- [REQUIREMENT]: Count every line below in which "artículo" occurs, then give only the count.

- [DATASET EXTRACT]:
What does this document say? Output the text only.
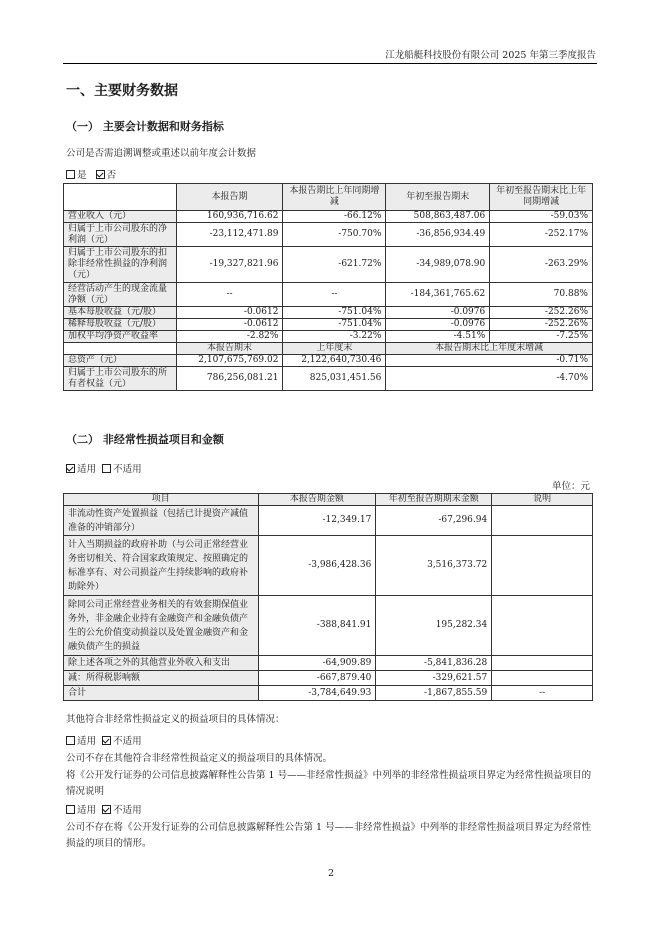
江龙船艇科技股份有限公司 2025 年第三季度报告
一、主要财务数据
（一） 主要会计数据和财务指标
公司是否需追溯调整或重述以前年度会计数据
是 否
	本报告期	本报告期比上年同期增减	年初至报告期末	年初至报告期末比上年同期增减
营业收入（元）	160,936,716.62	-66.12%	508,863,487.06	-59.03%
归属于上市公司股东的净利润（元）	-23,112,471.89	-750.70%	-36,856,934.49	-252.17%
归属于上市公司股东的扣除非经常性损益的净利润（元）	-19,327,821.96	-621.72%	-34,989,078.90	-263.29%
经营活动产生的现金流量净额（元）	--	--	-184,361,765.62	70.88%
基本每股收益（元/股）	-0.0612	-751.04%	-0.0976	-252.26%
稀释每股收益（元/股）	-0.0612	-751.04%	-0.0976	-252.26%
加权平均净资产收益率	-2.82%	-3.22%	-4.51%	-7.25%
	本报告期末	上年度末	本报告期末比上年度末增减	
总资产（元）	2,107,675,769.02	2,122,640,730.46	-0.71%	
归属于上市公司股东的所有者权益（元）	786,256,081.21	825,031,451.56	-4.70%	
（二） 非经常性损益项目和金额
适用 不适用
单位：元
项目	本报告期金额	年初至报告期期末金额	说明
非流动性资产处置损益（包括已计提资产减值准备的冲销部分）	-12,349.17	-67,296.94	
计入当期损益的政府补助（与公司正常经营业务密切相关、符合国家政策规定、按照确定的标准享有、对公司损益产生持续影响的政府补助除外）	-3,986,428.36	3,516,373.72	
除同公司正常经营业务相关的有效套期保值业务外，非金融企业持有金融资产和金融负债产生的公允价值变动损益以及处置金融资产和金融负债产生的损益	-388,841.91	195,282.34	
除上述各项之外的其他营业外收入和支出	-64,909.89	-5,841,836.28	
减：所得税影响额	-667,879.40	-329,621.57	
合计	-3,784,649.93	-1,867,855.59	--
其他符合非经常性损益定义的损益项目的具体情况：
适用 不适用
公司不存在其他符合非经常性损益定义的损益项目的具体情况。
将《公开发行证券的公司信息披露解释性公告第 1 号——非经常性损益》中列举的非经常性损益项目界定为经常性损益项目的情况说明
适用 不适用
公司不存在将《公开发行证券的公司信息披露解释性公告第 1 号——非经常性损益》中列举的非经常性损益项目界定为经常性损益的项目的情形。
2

--

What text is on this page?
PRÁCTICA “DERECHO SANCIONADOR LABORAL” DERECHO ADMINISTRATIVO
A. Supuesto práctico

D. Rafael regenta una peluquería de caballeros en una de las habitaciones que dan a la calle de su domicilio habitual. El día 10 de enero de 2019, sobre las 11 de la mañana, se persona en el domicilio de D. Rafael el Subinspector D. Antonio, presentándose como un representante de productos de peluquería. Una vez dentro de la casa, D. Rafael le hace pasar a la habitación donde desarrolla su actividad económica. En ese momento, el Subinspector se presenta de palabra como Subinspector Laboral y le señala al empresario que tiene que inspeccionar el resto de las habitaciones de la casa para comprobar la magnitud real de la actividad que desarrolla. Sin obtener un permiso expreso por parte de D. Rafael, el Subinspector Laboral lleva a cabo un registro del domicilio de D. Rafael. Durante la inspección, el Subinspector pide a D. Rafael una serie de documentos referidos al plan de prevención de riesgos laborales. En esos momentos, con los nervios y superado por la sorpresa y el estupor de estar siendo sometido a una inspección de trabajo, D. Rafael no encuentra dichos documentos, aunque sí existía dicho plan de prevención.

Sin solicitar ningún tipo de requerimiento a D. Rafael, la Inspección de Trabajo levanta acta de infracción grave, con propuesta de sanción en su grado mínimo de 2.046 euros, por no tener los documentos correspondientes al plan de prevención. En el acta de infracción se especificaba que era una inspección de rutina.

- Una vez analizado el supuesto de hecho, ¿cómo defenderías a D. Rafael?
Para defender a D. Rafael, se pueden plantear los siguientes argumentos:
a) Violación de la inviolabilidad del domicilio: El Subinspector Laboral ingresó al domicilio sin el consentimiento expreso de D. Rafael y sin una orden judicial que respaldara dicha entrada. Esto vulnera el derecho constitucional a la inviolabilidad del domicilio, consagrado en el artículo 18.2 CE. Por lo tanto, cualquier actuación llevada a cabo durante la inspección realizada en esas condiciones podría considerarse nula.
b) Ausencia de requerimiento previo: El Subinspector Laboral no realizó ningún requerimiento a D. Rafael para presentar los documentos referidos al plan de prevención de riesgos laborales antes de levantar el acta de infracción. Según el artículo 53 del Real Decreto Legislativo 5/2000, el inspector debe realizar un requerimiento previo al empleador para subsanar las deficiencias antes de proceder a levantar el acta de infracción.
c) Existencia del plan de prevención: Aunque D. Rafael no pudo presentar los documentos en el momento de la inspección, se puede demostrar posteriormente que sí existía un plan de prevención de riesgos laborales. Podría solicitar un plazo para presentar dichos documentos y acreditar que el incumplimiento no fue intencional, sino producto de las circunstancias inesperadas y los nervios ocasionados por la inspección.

- [FINISHED TASK]: 2